▸ **Parts of the exercise**:
A) List the five categories into which the abstract on acute symptomatic status epilepticus first sorted etiologies.
B) Using the abstract on acute symptomatic status epilepticus, decide whether each statement agrees with it. Answer yes or no, and quote the words that decide it.
(i) Poor outcome at discharge was reported in more than half of cases.
(ii) Superrefractoriness to treatment had a lower odds ratio for poor outcome than refractoriness.
(iii) Drug or alcohol intoxication falls under the acute-secondary CNS subcategory.
C) How does the abstract on acute symptomatic status epilepticus define poor outcome at discharge?

=== Selected excerpt ===

Acute symptomatic status epilepticus: Splitting or lumping? A proposal of classification based on real-world data

This study aimed to group acute symptomatic etiologies of consecutive episodes of status epilepticus (SE) into different subcategories and explore their associations with clinical outcome. Etiologies were first categorized as “acute,” “remote,” “progressive,” “SE in defined electroclinical syndromes,” and “unknown.” Four subcategories of acute etiologies were then defined: (1) withdrawal, low levels, or inappropriate prescription of antiseizure medications, or sleep deprivation in patients with pre-existing epilepsy; (2) acute insults to central nervous system (CNS; “acute-primary CNS”); (3) CNS pathology secondary to metabolic disturbances, systemic infection, or fever (“acute-secondary CNS”); and (4) drug/alcohol intoxication or withdrawal. Poor outcome at discharge, defined as worsening of clinical conditions (modified Rankin Scale [mRS] at discharge higher than mRS at baseline), was reported in 55.6% of cases. The etiological categories of acute-primary CNS (odds ratio [OR] = 3.61, 95% confidence interval [CI] = 2.11–6.18), acute-secondary CNS (OR = 1.80, 95% CI = 1.11–2.91), and progressive SE (OR = 2.65, 95% CI = 1.57–4.47), age (OR = 1.05, 95% CI = 1.04–1.06), nonconvulsive semiology with coma (OR = 3.06, 95% CI = 1.52–6.17), and refractoriness (OR = 4.31, 95% CI = 2.39–7.77) and superrefractoriness to treatment (OR = 8.24, 95% CI = 3.51–19.36) increased the odds of poor outcome. Heterogeneity exists within the spectrum of acute symptomatic causes of SE, and distinct etiological subcategories may inform about the clinical outcome.

=== Material supplied ===

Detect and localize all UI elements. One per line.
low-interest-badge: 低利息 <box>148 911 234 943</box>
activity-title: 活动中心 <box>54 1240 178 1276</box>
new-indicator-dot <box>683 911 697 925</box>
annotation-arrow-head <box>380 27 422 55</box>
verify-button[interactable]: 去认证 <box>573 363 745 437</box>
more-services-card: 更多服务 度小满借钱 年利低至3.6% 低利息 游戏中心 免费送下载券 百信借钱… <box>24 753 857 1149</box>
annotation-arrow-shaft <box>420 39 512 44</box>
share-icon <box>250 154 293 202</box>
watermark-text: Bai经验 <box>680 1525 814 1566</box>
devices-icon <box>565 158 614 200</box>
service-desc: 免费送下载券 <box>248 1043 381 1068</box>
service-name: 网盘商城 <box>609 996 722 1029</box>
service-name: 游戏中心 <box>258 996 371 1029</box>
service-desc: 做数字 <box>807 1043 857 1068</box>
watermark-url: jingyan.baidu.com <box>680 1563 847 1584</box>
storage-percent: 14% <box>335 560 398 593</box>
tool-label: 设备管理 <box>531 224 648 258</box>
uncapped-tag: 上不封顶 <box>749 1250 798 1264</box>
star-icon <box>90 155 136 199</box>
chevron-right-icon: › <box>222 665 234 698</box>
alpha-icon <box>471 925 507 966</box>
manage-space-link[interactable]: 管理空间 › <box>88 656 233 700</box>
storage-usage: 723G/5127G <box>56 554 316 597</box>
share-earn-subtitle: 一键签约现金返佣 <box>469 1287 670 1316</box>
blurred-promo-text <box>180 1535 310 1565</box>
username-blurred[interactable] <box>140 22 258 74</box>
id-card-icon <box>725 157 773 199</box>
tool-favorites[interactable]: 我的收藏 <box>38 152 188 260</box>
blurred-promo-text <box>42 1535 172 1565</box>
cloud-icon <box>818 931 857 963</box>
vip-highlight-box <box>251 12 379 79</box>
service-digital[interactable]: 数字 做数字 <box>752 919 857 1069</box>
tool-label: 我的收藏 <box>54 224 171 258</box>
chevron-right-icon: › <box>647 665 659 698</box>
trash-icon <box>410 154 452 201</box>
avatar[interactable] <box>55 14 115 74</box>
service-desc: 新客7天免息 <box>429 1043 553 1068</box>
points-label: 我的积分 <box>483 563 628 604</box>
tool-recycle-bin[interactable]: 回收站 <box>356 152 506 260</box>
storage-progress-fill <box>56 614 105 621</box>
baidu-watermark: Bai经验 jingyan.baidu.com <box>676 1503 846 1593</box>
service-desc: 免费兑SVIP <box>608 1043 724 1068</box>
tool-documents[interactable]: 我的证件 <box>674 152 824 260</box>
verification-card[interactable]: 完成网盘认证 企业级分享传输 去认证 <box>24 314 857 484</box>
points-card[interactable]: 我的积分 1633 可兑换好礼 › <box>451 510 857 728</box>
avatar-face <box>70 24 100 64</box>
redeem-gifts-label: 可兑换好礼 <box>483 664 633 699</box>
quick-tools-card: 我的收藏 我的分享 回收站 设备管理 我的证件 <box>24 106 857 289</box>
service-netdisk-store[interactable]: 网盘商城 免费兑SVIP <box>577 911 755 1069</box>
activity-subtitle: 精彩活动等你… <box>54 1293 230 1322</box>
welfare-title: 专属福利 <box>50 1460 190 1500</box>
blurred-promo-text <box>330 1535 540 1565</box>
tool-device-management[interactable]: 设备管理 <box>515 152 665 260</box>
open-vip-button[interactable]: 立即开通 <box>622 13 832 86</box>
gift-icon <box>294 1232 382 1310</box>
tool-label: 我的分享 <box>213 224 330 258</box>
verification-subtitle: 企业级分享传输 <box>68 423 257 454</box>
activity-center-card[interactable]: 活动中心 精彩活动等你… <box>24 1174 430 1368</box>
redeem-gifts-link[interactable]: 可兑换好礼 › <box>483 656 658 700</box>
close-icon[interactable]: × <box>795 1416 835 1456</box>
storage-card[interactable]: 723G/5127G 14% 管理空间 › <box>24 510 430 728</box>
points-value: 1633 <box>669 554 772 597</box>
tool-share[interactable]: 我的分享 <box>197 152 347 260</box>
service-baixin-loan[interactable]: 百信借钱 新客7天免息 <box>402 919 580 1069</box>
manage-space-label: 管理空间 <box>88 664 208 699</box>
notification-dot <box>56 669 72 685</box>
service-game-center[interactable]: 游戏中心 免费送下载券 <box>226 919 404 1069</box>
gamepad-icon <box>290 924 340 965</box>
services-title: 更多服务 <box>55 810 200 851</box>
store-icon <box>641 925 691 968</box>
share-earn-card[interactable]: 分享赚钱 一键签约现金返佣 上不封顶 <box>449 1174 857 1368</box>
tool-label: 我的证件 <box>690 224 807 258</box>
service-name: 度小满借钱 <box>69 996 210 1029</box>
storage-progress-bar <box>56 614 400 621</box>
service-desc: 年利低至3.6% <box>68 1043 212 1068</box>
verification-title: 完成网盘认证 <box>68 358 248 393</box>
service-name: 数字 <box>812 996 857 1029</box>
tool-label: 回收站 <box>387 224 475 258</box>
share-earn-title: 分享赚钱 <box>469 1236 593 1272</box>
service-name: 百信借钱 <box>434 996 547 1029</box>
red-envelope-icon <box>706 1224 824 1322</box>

===

▸ **Responses by task**:
A)
1. Acute
2. Remote
3. Progressive
4. SE in defined electroclinical syndromes
5. Unknown

B)
(i) Yes: "was reported in 55.6% of cases."
(ii) No: "refractoriness (OR = 4.31, 95% CI = 2.39–7.77) and superrefractoriness to treatment (OR = 8.24, 95% CI = 3.51–19.36)"
(iii) No: "(3) CNS pathology secondary to metabolic disturbances, systemic infection, or fever (“acute-secondary CNS”); and (4) drug/alcohol intoxication or withdrawal"

C) It defines poor outcome as worsening of clinical conditions, meaning a modified Rankin Scale score at discharge higher than the score at baseline.